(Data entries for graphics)

^^^^^^^^^^^^^^^^

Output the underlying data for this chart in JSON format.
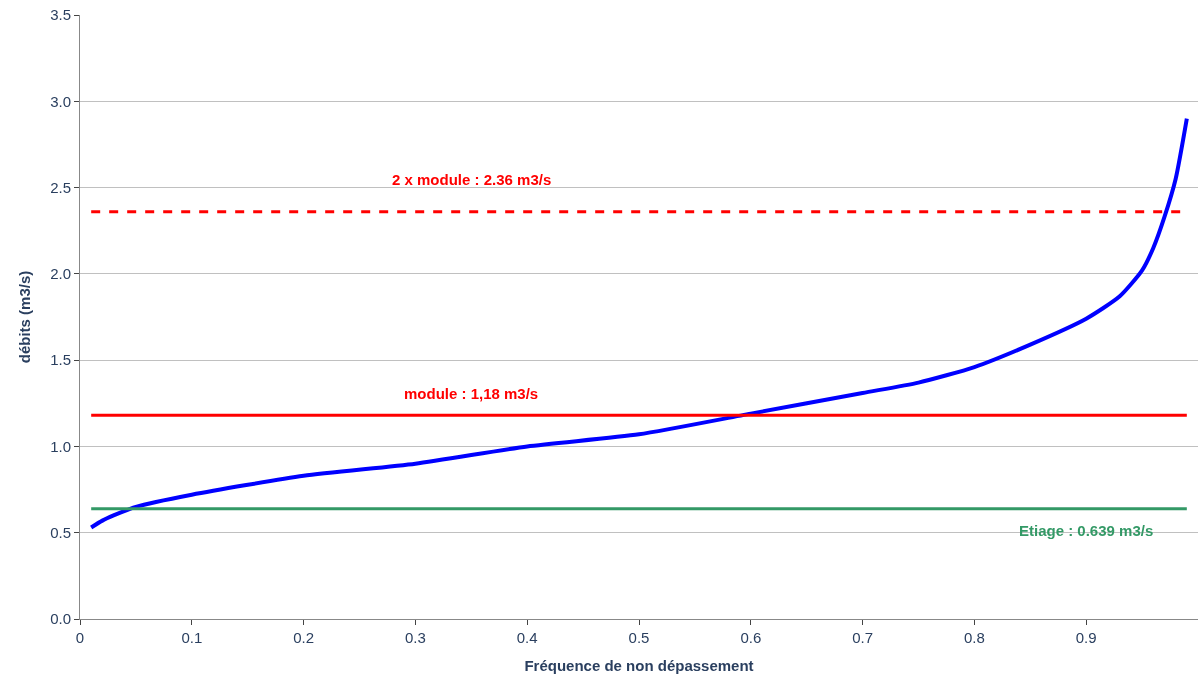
{
  "chart_data": {
    "type": "line",
    "xlabel": "Fréquence de non dépassement",
    "ylabel": "débits (m3/s)",
    "x": [
      0.01,
      0.02,
      0.03,
      0.05,
      0.1,
      0.2,
      0.3,
      0.4,
      0.5,
      0.6,
      0.7,
      0.75,
      0.8,
      0.85,
      0.9,
      0.93,
      0.95,
      0.96,
      0.97,
      0.98,
      0.99
    ],
    "series": [
      {
        "color": "#0000ff",
        "values": [
          0.53,
          0.57,
          0.6,
          0.65,
          0.72,
          0.83,
          0.9,
          1.0,
          1.07,
          1.19,
          1.31,
          1.37,
          1.46,
          1.59,
          1.74,
          1.87,
          2.02,
          2.15,
          2.33,
          2.55,
          2.9
        ]
      }
    ],
    "xlim": [
      0,
      1
    ],
    "xticks": [
      0,
      0.1,
      0.2,
      0.3,
      0.4,
      0.5,
      0.6,
      0.7,
      0.8,
      0.9
    ],
    "ylim": [
      0,
      3.5
    ],
    "yticks": [
      {
        "value": 0,
        "label": "0.0"
      },
      0.5,
      {
        "value": 1,
        "label": "1.0"
      },
      1.5,
      {
        "value": 2,
        "label": "2.0"
      },
      2.5,
      {
        "value": 3,
        "label": "3.0"
      },
      3.5
    ],
    "ref_lines": [
      {
        "axis": "y",
        "value": 2.36,
        "label": "2 x module : 2.36 m3/s",
        "color": "#ff0000",
        "line_style": "dashed"
      },
      {
        "axis": "y",
        "value": 1.18,
        "label": "module : 1,18 m3/s",
        "color": "#ff0000",
        "line_style": "solid"
      },
      {
        "axis": "y",
        "value": 0.639,
        "label": "Etiage : 0.639 m3/s",
        "color": "#339966",
        "line_style": "solid"
      }
    ],
    "grid": "y",
    "legend": false,
    "marker": "none",
    "line_style": "solid"
  }
}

^^^^^^^^^^^^^^^^

▸ **Task to carry out**: Show the lines of the material that contain the word "color".

▸ **The output**:
        "color": "#0000ff",
        "color": "#ff0000",
        "color": "#ff0000",
        "color": "#339966",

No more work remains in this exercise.